__Short problem__. Return the listing word for word, as given.

Stored entries:
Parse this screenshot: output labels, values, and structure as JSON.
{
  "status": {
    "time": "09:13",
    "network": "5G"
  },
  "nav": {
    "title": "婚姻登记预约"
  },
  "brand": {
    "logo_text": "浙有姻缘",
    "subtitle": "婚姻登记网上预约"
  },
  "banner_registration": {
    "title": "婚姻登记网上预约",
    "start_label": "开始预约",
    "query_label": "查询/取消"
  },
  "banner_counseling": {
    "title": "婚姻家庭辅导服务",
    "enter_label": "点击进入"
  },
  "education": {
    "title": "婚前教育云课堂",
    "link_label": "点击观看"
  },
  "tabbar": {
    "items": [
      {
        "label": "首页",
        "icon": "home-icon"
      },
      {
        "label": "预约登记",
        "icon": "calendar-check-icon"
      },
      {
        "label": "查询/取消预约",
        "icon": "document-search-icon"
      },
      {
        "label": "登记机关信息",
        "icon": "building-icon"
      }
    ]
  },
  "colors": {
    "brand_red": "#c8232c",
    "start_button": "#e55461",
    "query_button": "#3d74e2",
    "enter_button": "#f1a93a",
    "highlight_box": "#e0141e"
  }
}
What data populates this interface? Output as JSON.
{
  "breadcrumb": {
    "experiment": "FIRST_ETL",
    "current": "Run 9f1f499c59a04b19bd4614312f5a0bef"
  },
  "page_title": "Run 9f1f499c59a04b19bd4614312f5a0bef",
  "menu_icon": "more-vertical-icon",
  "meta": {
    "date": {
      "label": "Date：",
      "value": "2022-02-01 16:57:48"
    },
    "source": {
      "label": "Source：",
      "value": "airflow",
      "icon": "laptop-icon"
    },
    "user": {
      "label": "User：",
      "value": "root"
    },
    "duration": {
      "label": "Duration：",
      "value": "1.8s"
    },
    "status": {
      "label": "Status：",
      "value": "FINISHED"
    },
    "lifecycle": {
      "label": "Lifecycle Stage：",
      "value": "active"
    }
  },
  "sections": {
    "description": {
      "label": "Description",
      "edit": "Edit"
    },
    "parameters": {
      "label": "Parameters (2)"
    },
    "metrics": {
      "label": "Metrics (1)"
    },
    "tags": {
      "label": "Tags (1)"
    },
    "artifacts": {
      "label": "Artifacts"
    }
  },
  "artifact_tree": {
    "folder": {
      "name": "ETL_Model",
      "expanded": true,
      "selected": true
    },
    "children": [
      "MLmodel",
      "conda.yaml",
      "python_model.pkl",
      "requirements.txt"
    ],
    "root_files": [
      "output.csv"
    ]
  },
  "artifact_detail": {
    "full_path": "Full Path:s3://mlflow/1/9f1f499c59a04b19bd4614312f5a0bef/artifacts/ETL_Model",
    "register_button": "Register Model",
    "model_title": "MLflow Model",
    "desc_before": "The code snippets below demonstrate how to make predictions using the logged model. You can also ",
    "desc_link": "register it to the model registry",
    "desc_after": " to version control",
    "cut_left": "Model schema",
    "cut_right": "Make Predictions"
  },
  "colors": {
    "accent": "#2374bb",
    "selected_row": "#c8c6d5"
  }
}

__Answer__.
Parse this screenshot: output labels, values, and structure as JSON.
{
  "status": {
    "time": "09:13",
    "network": "5G"
  },
  "nav": {
    "title": "婚姻登记预约"
  },
  "brand": {
    "logo_text": "浙有姻缘",
    "subtitle": "婚姻登记网上预约"
  },
  "banner_registration": {
    "title": "婚姻登记网上预约",
    "start_label": "开始预约",
    "query_label": "查询/取消"
  },
  "banner_counseling": {
    "title": "婚姻家庭辅导服务",
    "enter_label": "点击进入"
  },
  "education": {
    "title": "婚前教育云课堂",
    "link_label": "点击观看"
  },
  "tabbar": {
    "items": [
      {
        "label": "首页",
        "icon": "home-icon"
      },
      {
        "label": "预约登记",
        "icon": "calendar-check-icon"
      },
      {
        "label": "查询/取消预约",
        "icon": "document-search-icon"
      },
      {
        "label": "登记机关信息",
        "icon": "building-icon"
      }
    ]
  },
  "colors": {
    "brand_red": "#c8232c",
    "start_button": "#e55461",
    "query_button": "#3d74e2",
    "enter_button": "#f1a93a",
    "highlight_box": "#e0141e"
  }
}
What data populates this interface? Output as JSON.
{
  "breadcrumb": {
    "experiment": "FIRST_ETL",
    "current": "Run 9f1f499c59a04b19bd4614312f5a0bef"
  },
  "page_title": "Run 9f1f499c59a04b19bd4614312f5a0bef",
  "menu_icon": "more-vertical-icon",
  "meta": {
    "date": {
      "label": "Date：",
      "value": "2022-02-01 16:57:48"
    },
    "source": {
      "label": "Source：",
      "value": "airflow",
      "icon": "laptop-icon"
    },
    "user": {
      "label": "User：",
      "value": "root"
    },
    "duration": {
      "label": "Duration：",
      "value": "1.8s"
    },
    "status": {
      "label": "Status：",
      "value": "FINISHED"
    },
    "lifecycle": {
      "label": "Lifecycle Stage：",
      "value": "active"
    }
  },
  "sections": {
    "description": {
      "label": "Description",
      "edit": "Edit"
    },
    "parameters": {
      "label": "Parameters (2)"
    },
    "metrics": {
      "label": "Metrics (1)"
    },
    "tags": {
      "label": "Tags (1)"
    },
    "artifacts": {
      "label": "Artifacts"
    }
  },
  "artifact_tree": {
    "folder": {
      "name": "ETL_Model",
      "expanded": true,
      "selected": true
    },
    "children": [
      "MLmodel",
      "conda.yaml",
      "python_model.pkl",
      "requirements.txt"
    ],
    "root_files": [
      "output.csv"
    ]
  },
  "artifact_detail": {
    "full_path": "Full Path:s3://mlflow/1/9f1f499c59a04b19bd4614312f5a0bef/artifacts/ETL_Model",
    "register_button": "Register Model",
    "model_title": "MLflow Model",
    "desc_before": "The code snippets below demonstrate how to make predictions using the logged model. You can also ",
    "desc_link": "register it to the model registry",
    "desc_after": " to version control",
    "cut_left": "Model schema",
    "cut_right": "Make Predictions"
  },
  "colors": {
    "accent": "#2374bb",
    "selected_row": "#c8c6d5"
  }
}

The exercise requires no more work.